--- What you will do ---
Nothing in the records may be left out or altered; reproduce them all exactly.

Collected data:
>>>>
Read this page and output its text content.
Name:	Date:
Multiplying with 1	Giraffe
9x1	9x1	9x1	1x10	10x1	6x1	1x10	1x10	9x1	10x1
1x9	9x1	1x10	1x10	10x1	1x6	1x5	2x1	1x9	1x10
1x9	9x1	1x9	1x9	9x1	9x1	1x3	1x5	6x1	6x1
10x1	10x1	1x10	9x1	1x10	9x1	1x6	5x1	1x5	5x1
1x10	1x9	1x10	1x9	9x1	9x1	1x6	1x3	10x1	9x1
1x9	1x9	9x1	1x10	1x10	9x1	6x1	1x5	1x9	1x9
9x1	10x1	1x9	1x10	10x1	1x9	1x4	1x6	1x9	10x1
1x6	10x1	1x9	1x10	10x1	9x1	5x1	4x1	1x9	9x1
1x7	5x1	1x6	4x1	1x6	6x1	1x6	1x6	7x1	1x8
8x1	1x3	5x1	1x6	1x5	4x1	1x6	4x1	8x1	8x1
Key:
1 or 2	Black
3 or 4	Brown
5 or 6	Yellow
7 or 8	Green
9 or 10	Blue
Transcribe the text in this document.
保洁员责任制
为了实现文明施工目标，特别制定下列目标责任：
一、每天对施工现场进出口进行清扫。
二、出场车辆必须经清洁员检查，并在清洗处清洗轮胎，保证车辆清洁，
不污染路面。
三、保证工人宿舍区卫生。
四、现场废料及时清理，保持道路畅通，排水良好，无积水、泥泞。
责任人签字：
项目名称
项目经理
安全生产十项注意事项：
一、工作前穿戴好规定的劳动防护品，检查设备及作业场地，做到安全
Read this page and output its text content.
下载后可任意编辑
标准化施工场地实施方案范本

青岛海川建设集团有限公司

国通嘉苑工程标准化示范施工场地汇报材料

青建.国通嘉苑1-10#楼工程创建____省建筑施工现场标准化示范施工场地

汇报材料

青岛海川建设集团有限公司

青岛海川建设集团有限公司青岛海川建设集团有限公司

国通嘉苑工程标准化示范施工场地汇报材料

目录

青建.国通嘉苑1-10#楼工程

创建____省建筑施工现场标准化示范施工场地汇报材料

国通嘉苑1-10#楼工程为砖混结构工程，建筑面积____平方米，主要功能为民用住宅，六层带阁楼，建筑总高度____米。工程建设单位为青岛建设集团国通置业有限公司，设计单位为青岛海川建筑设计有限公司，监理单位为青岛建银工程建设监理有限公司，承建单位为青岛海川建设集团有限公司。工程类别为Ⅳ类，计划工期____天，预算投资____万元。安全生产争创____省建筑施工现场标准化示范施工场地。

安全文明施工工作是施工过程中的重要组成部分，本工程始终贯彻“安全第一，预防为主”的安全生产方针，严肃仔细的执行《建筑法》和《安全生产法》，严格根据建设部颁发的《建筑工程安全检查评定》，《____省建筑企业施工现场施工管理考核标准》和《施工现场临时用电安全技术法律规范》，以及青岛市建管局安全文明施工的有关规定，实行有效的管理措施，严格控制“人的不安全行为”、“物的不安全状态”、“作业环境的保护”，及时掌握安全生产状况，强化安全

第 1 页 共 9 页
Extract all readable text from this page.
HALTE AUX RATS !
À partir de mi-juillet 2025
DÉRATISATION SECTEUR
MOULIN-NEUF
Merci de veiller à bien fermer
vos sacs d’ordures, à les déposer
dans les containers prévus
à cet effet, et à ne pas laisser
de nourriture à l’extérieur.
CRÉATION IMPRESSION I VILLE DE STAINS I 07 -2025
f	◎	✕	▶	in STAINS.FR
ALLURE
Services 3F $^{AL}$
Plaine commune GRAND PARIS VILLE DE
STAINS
<<<<
--- Exercise answer ---
Read this page and output its text content.
Name:	Date:
Multiplying with 1	Giraffe
9x1	9x1	9x1	1x10	10x1	6x1	1x10	1x10	9x1	10x1
1x9	9x1	1x10	1x10	10x1	1x6	1x5	2x1	1x9	1x10
1x9	9x1	1x9	1x9	9x1	9x1	1x3	1x5	6x1	6x1
10x1	10x1	1x10	9x1	1x10	9x1	1x6	5x1	1x5	5x1
1x10	1x9	1x10	1x9	9x1	9x1	1x6	1x3	10x1	9x1
1x9	1x9	9x1	1x10	1x10	9x1	6x1	1x5	1x9	1x9
9x1	10x1	1x9	1x10	10x1	1x9	1x4	1x6	1x9	10x1
1x6	10x1	1x9	1x10	10x1	9x1	5x1	4x1	1x9	9x1
1x7	5x1	1x6	4x1	1x6	6x1	1x6	1x6	7x1	1x8
8x1	1x3	5x1	1x6	1x5	4x1	1x6	4x1	8x1	8x1
Key:
1 or 2	Black
3 or 4	Brown
5 or 6	Yellow
7 or 8	Green
9 or 10	Blue
Transcribe the text in this document.
保洁员责任制
为了实现文明施工目标，特别制定下列目标责任：
一、每天对施工现场进出口进行清扫。
二、出场车辆必须经清洁员检查，并在清洗处清洗轮胎，保证车辆清洁，
不污染路面。
三、保证工人宿舍区卫生。
四、现场废料及时清理，保持道路畅通，排水良好，无积水、泥泞。
责任人签字：
项目名称
项目经理
安全生产十项注意事项：
一、工作前穿戴好规定的劳动防护品，检查设备及作业场地，做到安全
Read this page and output its text content.
下载后可任意编辑
标准化施工场地实施方案范本

青岛海川建设集团有限公司

国通嘉苑工程标准化示范施工场地汇报材料

青建.国通嘉苑1-10#楼工程创建____省建筑施工现场标准化示范施工场地

汇报材料

青岛海川建设集团有限公司

青岛海川建设集团有限公司青岛海川建设集团有限公司

国通嘉苑工程标准化示范施工场地汇报材料

目录

青建.国通嘉苑1-10#楼工程

创建____省建筑施工现场标准化示范施工场地汇报材料

国通嘉苑1-10#楼工程为砖混结构工程，建筑面积____平方米，主要功能为民用住宅，六层带阁楼，建筑总高度____米。工程建设单位为青岛建设集团国通置业有限公司，设计单位为青岛海川建筑设计有限公司，监理单位为青岛建银工程建设监理有限公司，承建单位为青岛海川建设集团有限公司。工程类别为Ⅳ类，计划工期____天，预算投资____万元。安全生产争创____省建筑施工现场标准化示范施工场地。

安全文明施工工作是施工过程中的重要组成部分，本工程始终贯彻“安全第一，预防为主”的安全生产方针，严肃仔细的执行《建筑法》和《安全生产法》，严格根据建设部颁发的《建筑工程安全检查评定》，《____省建筑企业施工现场施工管理考核标准》和《施工现场临时用电安全技术法律规范》，以及青岛市建管局安全文明施工的有关规定，实行有效的管理措施，严格控制“人的不安全行为”、“物的不安全状态”、“作业环境的保护”，及时掌握安全生产状况，强化安全

第 1 页 共 9 页
Extract all readable text from this page.
HALTE AUX RATS !
À partir de mi-juillet 2025
DÉRATISATION SECTEUR
MOULIN-NEUF
Merci de veiller à bien fermer
vos sacs d’ordures, à les déposer
dans les containers prévus
à cet effet, et à ne pas laisser
de nourriture à l’extérieur.
CRÉATION IMPRESSION I VILLE DE STAINS I 07 -2025
f	◎	✕	▶	in STAINS.FR
ALLURE
Services 3F $^{AL}$
Plaine commune GRAND PARIS VILLE DE
STAINS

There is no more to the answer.